Extracted data entries

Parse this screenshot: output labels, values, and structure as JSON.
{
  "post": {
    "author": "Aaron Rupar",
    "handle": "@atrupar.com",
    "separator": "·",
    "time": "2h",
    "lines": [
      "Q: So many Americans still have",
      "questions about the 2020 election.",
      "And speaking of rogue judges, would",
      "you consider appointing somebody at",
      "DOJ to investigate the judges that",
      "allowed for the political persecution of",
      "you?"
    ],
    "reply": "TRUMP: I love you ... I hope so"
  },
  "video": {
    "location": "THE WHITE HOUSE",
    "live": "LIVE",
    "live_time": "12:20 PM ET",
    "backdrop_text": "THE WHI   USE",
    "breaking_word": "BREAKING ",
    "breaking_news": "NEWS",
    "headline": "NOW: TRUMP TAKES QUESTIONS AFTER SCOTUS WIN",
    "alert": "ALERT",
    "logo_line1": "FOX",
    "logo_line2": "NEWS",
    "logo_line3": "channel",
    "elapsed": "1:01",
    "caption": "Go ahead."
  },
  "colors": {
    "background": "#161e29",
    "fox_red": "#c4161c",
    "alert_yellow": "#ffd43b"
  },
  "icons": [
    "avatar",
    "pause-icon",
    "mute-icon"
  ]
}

→ Task statement: Pick out all lines containing the string "TRUMP".

→ Complete output:
    "reply": "TRUMP: I love you ... I hope so"
    "headline": "NOW: TRUMP TAKES QUESTIONS AFTER SCOTUS WIN",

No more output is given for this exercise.